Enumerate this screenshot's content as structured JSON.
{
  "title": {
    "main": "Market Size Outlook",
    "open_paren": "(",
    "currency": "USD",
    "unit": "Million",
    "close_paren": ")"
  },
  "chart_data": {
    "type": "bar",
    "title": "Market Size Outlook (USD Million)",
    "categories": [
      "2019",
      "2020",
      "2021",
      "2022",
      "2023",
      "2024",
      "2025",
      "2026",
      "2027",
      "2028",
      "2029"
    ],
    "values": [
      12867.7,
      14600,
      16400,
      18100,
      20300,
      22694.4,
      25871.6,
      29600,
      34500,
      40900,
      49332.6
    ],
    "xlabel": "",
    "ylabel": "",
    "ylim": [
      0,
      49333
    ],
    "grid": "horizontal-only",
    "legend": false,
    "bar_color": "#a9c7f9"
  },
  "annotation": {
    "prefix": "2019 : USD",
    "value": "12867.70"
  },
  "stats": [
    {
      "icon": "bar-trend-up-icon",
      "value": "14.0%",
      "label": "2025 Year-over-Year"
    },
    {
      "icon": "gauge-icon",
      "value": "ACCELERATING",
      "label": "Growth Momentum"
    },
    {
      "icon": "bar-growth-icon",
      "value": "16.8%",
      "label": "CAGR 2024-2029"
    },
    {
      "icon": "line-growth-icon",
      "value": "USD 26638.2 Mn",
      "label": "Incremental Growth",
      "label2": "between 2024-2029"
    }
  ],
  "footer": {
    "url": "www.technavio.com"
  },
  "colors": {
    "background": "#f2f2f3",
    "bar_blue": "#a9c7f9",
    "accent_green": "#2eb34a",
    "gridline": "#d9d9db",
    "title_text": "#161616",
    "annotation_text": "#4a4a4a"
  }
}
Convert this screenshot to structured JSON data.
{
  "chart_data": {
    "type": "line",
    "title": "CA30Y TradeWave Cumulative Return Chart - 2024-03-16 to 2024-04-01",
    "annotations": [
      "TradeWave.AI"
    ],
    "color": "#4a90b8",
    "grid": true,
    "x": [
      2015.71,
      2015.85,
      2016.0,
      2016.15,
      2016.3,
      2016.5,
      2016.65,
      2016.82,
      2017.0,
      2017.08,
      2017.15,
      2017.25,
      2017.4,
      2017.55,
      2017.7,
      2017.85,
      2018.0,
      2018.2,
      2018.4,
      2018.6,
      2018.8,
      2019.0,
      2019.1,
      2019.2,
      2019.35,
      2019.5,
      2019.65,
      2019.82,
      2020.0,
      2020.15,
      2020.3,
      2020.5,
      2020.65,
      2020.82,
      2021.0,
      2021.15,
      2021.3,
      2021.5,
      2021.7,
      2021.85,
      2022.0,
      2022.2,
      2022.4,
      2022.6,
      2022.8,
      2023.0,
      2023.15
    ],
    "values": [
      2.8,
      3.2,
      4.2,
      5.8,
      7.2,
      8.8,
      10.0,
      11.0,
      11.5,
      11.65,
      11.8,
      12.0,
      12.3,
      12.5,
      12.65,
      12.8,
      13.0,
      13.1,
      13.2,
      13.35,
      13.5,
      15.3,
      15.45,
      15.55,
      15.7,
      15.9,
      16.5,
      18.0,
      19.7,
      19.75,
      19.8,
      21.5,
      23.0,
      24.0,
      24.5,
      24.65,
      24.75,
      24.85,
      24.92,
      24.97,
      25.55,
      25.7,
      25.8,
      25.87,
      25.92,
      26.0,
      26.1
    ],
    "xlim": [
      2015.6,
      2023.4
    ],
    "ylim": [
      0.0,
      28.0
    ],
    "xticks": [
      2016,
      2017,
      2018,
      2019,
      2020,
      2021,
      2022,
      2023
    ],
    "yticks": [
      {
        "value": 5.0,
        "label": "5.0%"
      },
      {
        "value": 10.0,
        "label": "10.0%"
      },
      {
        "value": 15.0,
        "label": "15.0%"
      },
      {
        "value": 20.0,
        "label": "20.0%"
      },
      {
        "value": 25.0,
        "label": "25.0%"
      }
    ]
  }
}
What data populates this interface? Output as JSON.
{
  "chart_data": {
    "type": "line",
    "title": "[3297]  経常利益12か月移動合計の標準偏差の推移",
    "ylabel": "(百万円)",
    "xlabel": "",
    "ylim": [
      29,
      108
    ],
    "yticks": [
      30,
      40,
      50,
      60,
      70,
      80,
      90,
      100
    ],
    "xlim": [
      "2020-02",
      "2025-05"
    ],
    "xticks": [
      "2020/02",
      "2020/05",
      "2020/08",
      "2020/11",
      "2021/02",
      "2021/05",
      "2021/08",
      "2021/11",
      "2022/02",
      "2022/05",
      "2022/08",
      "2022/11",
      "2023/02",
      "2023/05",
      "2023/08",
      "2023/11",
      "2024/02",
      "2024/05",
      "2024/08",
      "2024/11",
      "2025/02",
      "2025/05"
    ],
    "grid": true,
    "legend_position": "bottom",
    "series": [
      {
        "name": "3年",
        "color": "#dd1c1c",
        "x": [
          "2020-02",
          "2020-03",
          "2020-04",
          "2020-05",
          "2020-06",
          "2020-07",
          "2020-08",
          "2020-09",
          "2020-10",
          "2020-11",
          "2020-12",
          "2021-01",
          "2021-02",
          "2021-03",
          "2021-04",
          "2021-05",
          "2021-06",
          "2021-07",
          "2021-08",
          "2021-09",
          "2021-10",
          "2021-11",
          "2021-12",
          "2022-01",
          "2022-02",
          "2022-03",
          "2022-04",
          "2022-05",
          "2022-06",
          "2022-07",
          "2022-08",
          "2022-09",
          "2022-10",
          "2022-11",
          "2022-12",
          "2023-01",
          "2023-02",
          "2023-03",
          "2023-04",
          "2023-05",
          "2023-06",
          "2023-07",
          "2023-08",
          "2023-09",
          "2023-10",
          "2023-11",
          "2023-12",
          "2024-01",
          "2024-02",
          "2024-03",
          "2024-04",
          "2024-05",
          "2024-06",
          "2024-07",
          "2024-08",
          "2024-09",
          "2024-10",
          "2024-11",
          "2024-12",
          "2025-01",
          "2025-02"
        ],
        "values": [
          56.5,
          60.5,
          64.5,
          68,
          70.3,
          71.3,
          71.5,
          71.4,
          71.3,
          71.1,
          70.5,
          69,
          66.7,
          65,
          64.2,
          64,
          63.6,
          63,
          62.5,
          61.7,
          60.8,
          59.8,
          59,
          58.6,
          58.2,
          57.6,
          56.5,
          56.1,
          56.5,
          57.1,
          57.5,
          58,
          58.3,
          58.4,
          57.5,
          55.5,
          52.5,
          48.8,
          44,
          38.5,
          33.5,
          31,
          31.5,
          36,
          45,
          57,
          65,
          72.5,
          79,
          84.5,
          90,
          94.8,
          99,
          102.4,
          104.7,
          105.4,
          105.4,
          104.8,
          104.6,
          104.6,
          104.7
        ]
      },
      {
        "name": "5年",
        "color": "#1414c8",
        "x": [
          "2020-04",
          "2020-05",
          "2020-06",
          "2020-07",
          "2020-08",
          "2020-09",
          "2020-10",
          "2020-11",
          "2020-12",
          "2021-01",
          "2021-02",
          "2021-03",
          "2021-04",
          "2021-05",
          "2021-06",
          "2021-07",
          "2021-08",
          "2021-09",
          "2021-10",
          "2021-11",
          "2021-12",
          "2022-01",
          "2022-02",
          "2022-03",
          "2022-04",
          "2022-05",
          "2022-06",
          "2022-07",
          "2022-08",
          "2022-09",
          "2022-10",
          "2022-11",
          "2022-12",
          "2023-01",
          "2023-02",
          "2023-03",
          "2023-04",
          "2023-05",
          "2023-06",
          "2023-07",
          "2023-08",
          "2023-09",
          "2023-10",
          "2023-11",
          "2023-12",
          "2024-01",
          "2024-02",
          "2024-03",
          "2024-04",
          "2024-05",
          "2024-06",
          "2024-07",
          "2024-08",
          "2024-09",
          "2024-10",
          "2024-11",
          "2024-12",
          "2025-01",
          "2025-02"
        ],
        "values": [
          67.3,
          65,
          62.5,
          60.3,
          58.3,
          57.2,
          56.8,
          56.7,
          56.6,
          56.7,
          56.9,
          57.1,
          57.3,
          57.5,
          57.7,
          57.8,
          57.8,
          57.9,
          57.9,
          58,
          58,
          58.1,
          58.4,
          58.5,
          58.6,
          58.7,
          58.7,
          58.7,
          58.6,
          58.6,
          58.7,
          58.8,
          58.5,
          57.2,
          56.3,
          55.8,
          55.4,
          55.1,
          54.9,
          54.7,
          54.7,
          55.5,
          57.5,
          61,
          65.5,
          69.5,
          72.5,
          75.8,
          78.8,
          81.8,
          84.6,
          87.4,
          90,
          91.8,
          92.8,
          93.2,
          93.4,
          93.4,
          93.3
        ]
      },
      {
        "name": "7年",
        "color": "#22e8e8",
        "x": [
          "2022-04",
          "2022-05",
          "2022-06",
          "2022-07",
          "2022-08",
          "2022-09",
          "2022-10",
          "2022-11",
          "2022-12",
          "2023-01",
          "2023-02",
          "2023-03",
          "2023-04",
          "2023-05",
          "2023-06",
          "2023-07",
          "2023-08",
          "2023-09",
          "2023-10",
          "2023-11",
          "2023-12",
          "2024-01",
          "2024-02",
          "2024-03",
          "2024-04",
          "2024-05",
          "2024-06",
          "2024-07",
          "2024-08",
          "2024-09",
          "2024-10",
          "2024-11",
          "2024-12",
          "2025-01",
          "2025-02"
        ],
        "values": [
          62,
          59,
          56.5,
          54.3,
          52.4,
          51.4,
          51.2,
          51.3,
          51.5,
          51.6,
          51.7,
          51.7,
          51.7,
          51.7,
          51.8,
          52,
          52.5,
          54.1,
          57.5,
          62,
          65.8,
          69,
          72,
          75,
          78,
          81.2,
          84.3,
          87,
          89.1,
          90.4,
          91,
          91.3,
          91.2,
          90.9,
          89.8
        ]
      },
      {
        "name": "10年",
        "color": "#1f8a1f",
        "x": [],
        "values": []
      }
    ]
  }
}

________

» **Exercise goal**
Whenever "Market" turns up in a line, pick that line out.

» **The output**
    "main": "Market Size Outlook",
    "title": "Market Size Outlook (USD Million)",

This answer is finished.